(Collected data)
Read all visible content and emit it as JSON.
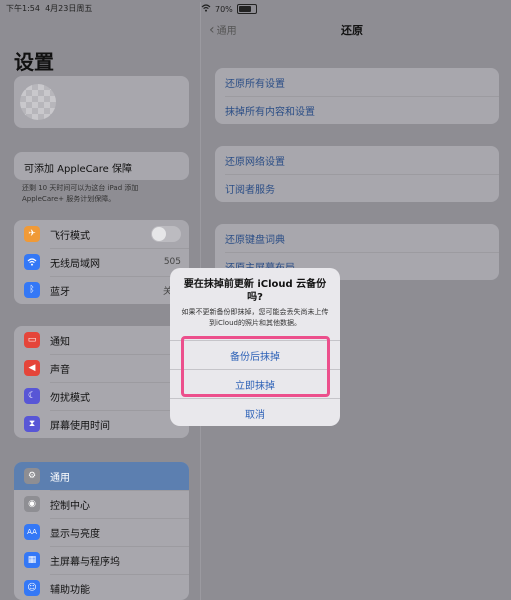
{
  "status": {
    "time": "下午1:54",
    "date": "4月23日周五",
    "battery": "70%"
  },
  "sidebar": {
    "title": "设置",
    "applecare": "可添加 AppleCare 保障",
    "applecare_note": "还剩 10 天时间可以为这台 iPad 添加 AppleCare+ 服务计划保障。",
    "group1": [
      {
        "label": "飞行模式",
        "icon": "airplane-icon",
        "color": "#f09a37"
      },
      {
        "label": "无线局域网",
        "value": "505",
        "icon": "wifi-icon",
        "color": "#3478f6"
      },
      {
        "label": "蓝牙",
        "value": "关闭",
        "icon": "bluetooth-icon",
        "color": "#3478f6"
      }
    ],
    "group2": [
      {
        "label": "通知",
        "icon": "notification-icon",
        "color": "#e5453a"
      },
      {
        "label": "声音",
        "icon": "sound-icon",
        "color": "#e5453a"
      },
      {
        "label": "勿扰模式",
        "icon": "moon-icon",
        "color": "#5856d6"
      },
      {
        "label": "屏幕使用时间",
        "icon": "hourglass-icon",
        "color": "#5856d6"
      }
    ],
    "group3": [
      {
        "label": "通用",
        "icon": "gear-icon",
        "color": "#8e8e93"
      },
      {
        "label": "控制中心",
        "icon": "toggles-icon",
        "color": "#8e8e93"
      },
      {
        "label": "显示与亮度",
        "icon": "text-size-icon",
        "color": "#3478f6"
      },
      {
        "label": "主屏幕与程序坞",
        "icon": "grid-icon",
        "color": "#3478f6"
      },
      {
        "label": "辅助功能",
        "icon": "accessibility-icon",
        "color": "#3478f6"
      }
    ]
  },
  "detail": {
    "back": "通用",
    "title": "还原",
    "group1": [
      "还原所有设置",
      "抹掉所有内容和设置"
    ],
    "group2": [
      "还原网络设置",
      "订阅者服务"
    ],
    "group3": [
      "还原键盘词典",
      "还原主屏幕布局"
    ]
  },
  "dialog": {
    "title": "要在抹掉前更新 iCloud 云备份吗?",
    "message": "如果不更新备份即抹掉，您可能会丢失尚未上传到iCloud的照片和其他数据。",
    "buttons": [
      "备份后抹掉",
      "立即抹掉",
      "取消"
    ]
  }
}
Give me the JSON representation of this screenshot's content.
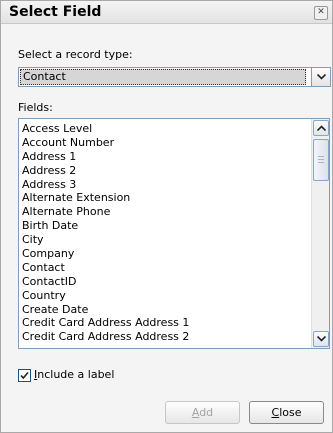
{
  "dialog": {
    "title": "Select Field",
    "close_icon": "close-icon"
  },
  "record_type": {
    "label": "Select a record type:",
    "selected": "Contact"
  },
  "fields": {
    "label": "Fields:",
    "items": [
      "Access Level",
      "Account Number",
      "Address 1",
      "Address 2",
      "Address 3",
      "Alternate Extension",
      "Alternate Phone",
      "Birth Date",
      "City",
      "Company",
      "Contact",
      "ContactID",
      "Country",
      "Create Date",
      "Credit Card Address Address 1",
      "Credit Card Address Address 2"
    ]
  },
  "include_label": {
    "checked": true,
    "label_accel": "I",
    "label_rest": "nclude a label"
  },
  "buttons": {
    "add_accel": "A",
    "add_rest": "dd",
    "close_accel": "C",
    "close_rest": "lose"
  }
}
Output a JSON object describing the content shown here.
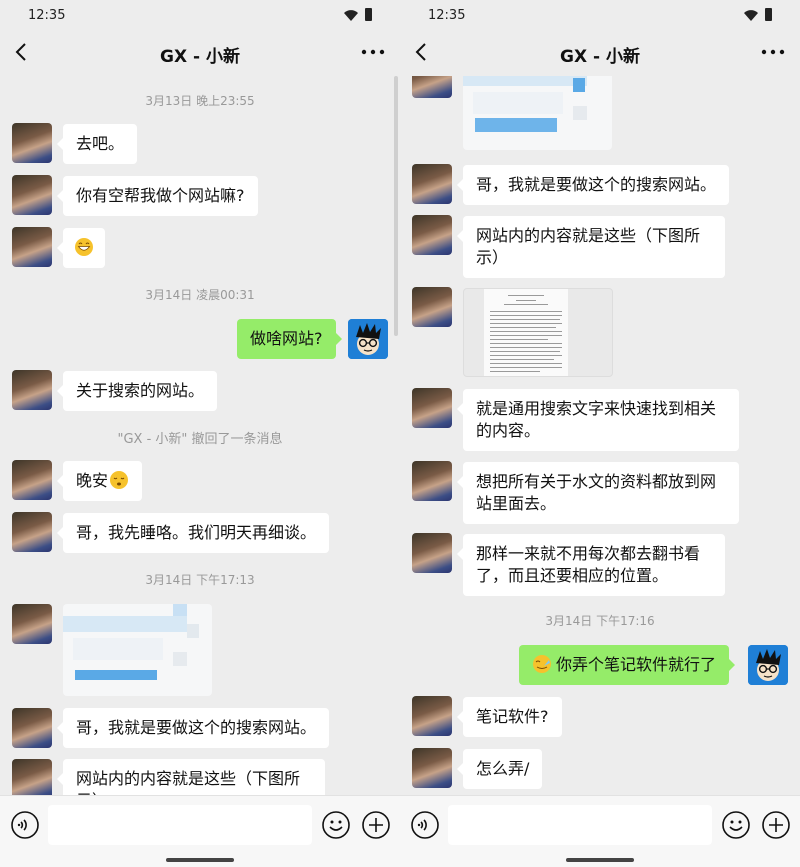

- GOAL OF THE EXERCISE
Repeat the entries exactly and keep the pictures out of the copy.

- WRITTEN ANSWER
Read all visible content and emit it as JSON.
{
  "status": {
    "time": "下午1:54",
    "date": "4月23日周五",
    "battery": "70%"
  },
  "sidebar": {
    "title": "设置",
    "applecare": "可添加 AppleCare 保障",
    "applecare_note": "还剩 10 天时间可以为这台 iPad 添加 AppleCare+ 服务计划保障。",
    "group1": [
      {
        "label": "飞行模式",
        "icon": "airplane-icon",
        "color": "#f09a37"
      },
      {
        "label": "无线局域网",
        "value": "505",
        "icon": "wifi-icon",
        "color": "#3478f6"
      },
      {
        "label": "蓝牙",
        "value": "关闭",
        "icon": "bluetooth-icon",
        "color": "#3478f6"
      }
    ],
    "group2": [
      {
        "label": "通知",
        "icon": "notification-icon",
        "color": "#e5453a"
      },
      {
        "label": "声音",
        "icon": "sound-icon",
        "color": "#e5453a"
      },
      {
        "label": "勿扰模式",
        "icon": "moon-icon",
        "color": "#5856d6"
      },
      {
        "label": "屏幕使用时间",
        "icon": "hourglass-icon",
        "color": "#5856d6"
      }
    ],
    "group3": [
      {
        "label": "通用",
        "icon": "gear-icon",
        "color": "#8e8e93"
      },
      {
        "label": "控制中心",
        "icon": "toggles-icon",
        "color": "#8e8e93"
      },
      {
        "label": "显示与亮度",
        "icon": "text-size-icon",
        "color": "#3478f6"
      },
      {
        "label": "主屏幕与程序坞",
        "icon": "grid-icon",
        "color": "#3478f6"
      },
      {
        "label": "辅助功能",
        "icon": "accessibility-icon",
        "color": "#3478f6"
      }
    ]
  },
  "detail": {
    "back": "通用",
    "title": "还原",
    "group1": [
      "还原所有设置",
      "抹掉所有内容和设置"
    ],
    "group2": [
      "还原网络设置",
      "订阅者服务"
    ],
    "group3": [
      "还原键盘词典",
      "还原主屏幕布局"
    ]
  },
  "dialog": {
    "title": "要在抹掉前更新 iCloud 云备份吗?",
    "message": "如果不更新备份即抹掉，您可能会丢失尚未上传到iCloud的照片和其他数据。",
    "buttons": [
      "备份后抹掉",
      "立即抹掉",
      "取消"
    ]
  }
}
Give me the JSON representation of this screenshot's content.
{
  "dialog": {
    "title": "Select Field",
    "close_icon": "close-icon"
  },
  "record_type": {
    "label": "Select a record type:",
    "selected": "Contact"
  },
  "fields": {
    "label": "Fields:",
    "items": [
      "Access Level",
      "Account Number",
      "Address 1",
      "Address 2",
      "Address 3",
      "Alternate Extension",
      "Alternate Phone",
      "Birth Date",
      "City",
      "Company",
      "Contact",
      "ContactID",
      "Country",
      "Create Date",
      "Credit Card Address Address 1",
      "Credit Card Address Address 2"
    ]
  },
  "include_label": {
    "checked": true,
    "label_accel": "I",
    "label_rest": "nclude a label"
  },
  "buttons": {
    "add_accel": "A",
    "add_rest": "dd",
    "close_accel": "C",
    "close_rest": "lose"
  }
}
Output a JSON object describing the content shown here.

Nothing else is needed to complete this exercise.